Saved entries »

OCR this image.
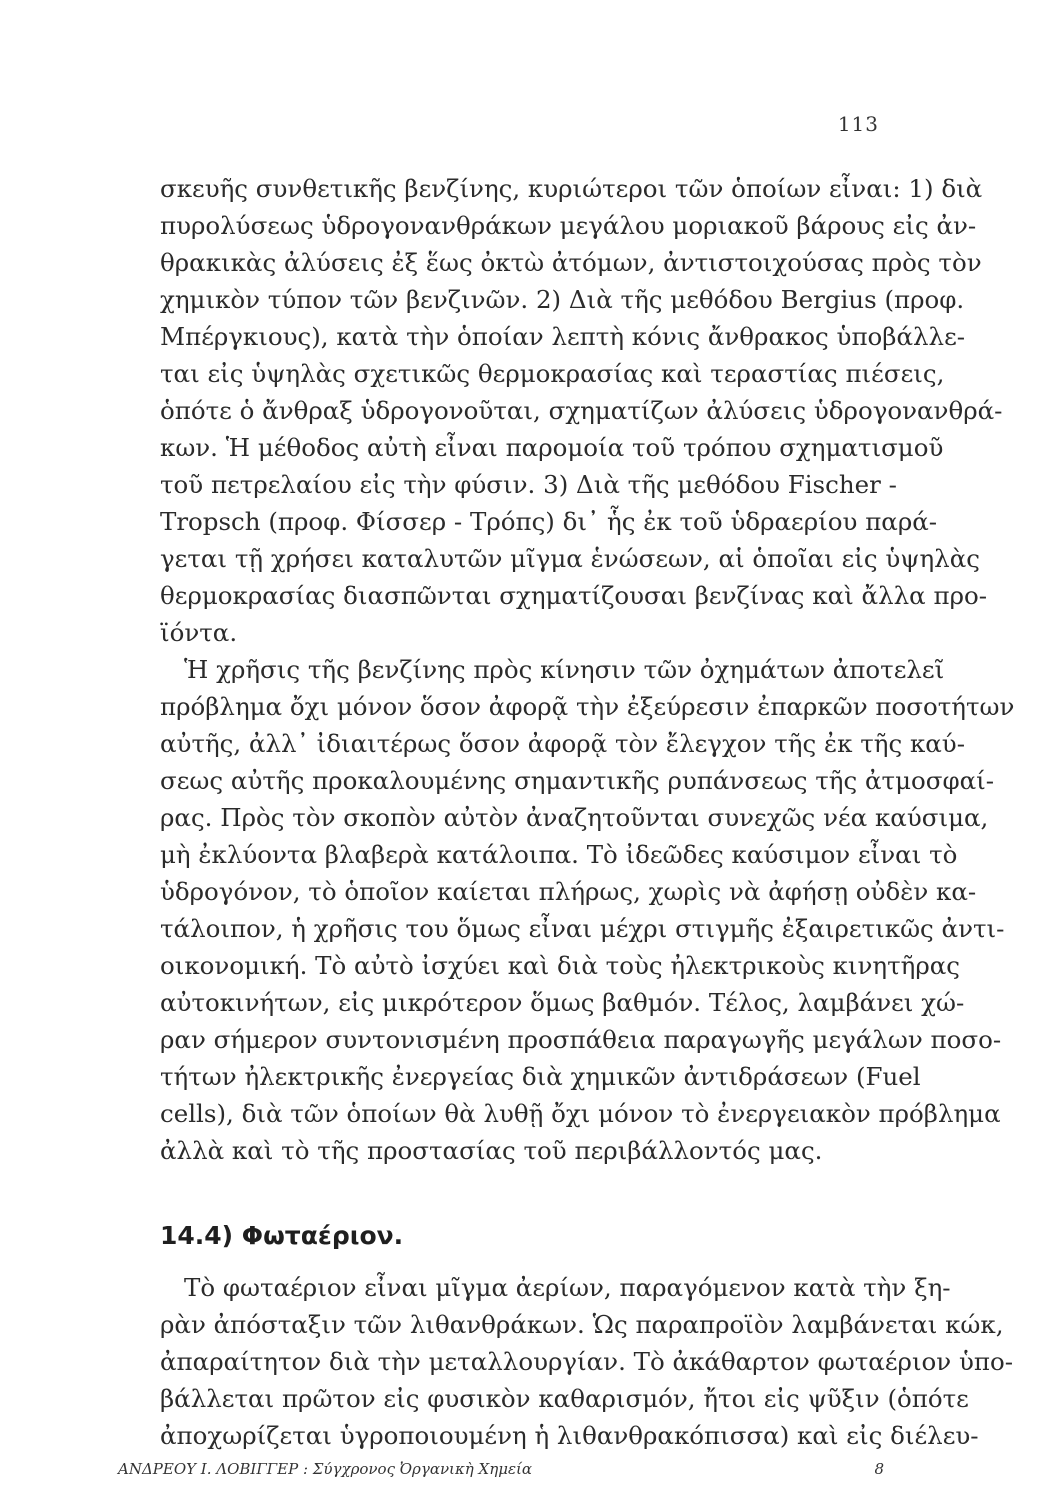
113
σκευῆς συνθετικῆς βενζίνης, κυριώτεροι τῶν ὁποίων εἶναι: 1) διὰ
πυρολύσεως ὑδρογονανθράκων μεγάλου μοριακοῦ βάρους εἰς ἀν-
θρακικὰς ἀλύσεις ἐξ ἕως ὀκτὼ ἀτόμων, ἀντιστοιχούσας πρὸς τὸν
χημικὸν τύπον τῶν βενζινῶν. 2) Διὰ τῆς μεθόδου Bergius (προφ.
Μπέργκιους), κατὰ τὴν ὁποίαν λεπτὴ κόνις ἄνθρακος ὑποβάλλε-
ται εἰς ὑψηλὰς σχετικῶς θερμοκρασίας καὶ τεραστίας πιέσεις,
ὁπότε ὁ ἄνθραξ ὑδρογονοῦται, σχηματίζων ἀλύσεις ὑδρογονανθρά-
κων. Ἡ μέθοδος αὐτὴ εἶναι παρομοία τοῦ τρόπου σχηματισμοῦ
τοῦ πετρελαίου εἰς τὴν φύσιν. 3) Διὰ τῆς μεθόδου Fischer -
Tropsch (προφ. Φίσσερ - Τρόπς) δι᾽ ἧς ἐκ τοῦ ὑδραερίου παρά-
γεται τῇ χρήσει καταλυτῶν μῖγμα ἑνώσεων, αἱ ὁποῖαι εἰς ὑψηλὰς
θερμοκρασίας διασπῶνται σχηματίζουσαι βενζίνας καὶ ἄλλα προ-
ϊόντα.
Ἡ χρῆσις τῆς βενζίνης πρὸς κίνησιν τῶν ὀχημάτων ἀποτελεῖ
πρόβλημα ὄχι μόνον ὅσον ἀφορᾷ τὴν ἐξεύρεσιν ἐπαρκῶν ποσοτήτων
αὐτῆς, ἀλλ᾽ ἰδιαιτέρως ὅσον ἀφορᾷ τὸν ἔλεγχον τῆς ἐκ τῆς καύ-
σεως αὐτῆς προκαλουμένης σημαντικῆς ρυπάνσεως τῆς ἀτμοσφαί-
ρας. Πρὸς τὸν σκοπὸν αὐτὸν ἀναζητοῦνται συνεχῶς νέα καύσιμα,
μὴ ἐκλύοντα βλαβερὰ κατάλοιπα. Τὸ ἰδεῶδες καύσιμον εἶναι τὸ
ὑδρογόνον, τὸ ὁποῖον καίεται πλήρως, χωρὶς νὰ ἀφήσῃ οὐδὲν κα-
τάλοιπον, ἡ χρῆσις του ὅμως εἶναι μέχρι στιγμῆς ἐξαιρετικῶς ἀντι-
οικονομική. Τὸ αὐτὸ ἰσχύει καὶ διὰ τοὺς ἠλεκτρικοὺς κινητῆρας
αὐτοκινήτων, εἰς μικρότερον ὅμως βαθμόν. Τέλος, λαμβάνει χώ-
ραν σήμερον συντονισμένη προσπάθεια παραγωγῆς μεγάλων ποσο-
τήτων ἠλεκτρικῆς ἐνεργείας διὰ χημικῶν ἀντιδράσεων (Fuel
cells), διὰ τῶν ὁποίων θὰ λυθῇ ὄχι μόνον τὸ ἐνεργειακὸν πρόβλημα
ἀλλὰ καὶ τὸ τῆς προστασίας τοῦ περιβάλλοντός μας.
14.4) Φωταέριον.
Τὸ φωταέριον εἶναι μῖγμα ἀερίων, παραγόμενον κατὰ τὴν ξη-
ρὰν ἀπόσταξιν τῶν λιθανθράκων. Ὡς παραπροϊὸν λαμβάνεται κώκ,
ἀπαραίτητον διὰ τὴν μεταλλουργίαν. Τὸ ἀκάθαρτον φωταέριον ὑπο-
βάλλεται πρῶτον εἰς φυσικὸν καθαρισμόν, ἤτοι εἰς ψῦξιν (ὁπότε
ἀποχωρίζεται ὑγροποιουμένη ἡ λιθανθρακόπισσα) καὶ εἰς διέλευ-
ΑΝΔΡΕΟΥ Ι. ΛΟΒΙΓΓΕΡ : Σύγχρονος Ὀργανικὴ Χημεία	8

Stated task » Your task is to pick out every line with the string "προφ" and copy it.

Solution for this task »
χημικὸν τύπον τῶν βενζινῶν. 2) Διὰ τῆς μεθόδου Bergius (προφ.
Tropsch (προφ. Φίσσερ - Τρόπς) δι᾽ ἧς ἐκ τοῦ ὑδραερίου παρά-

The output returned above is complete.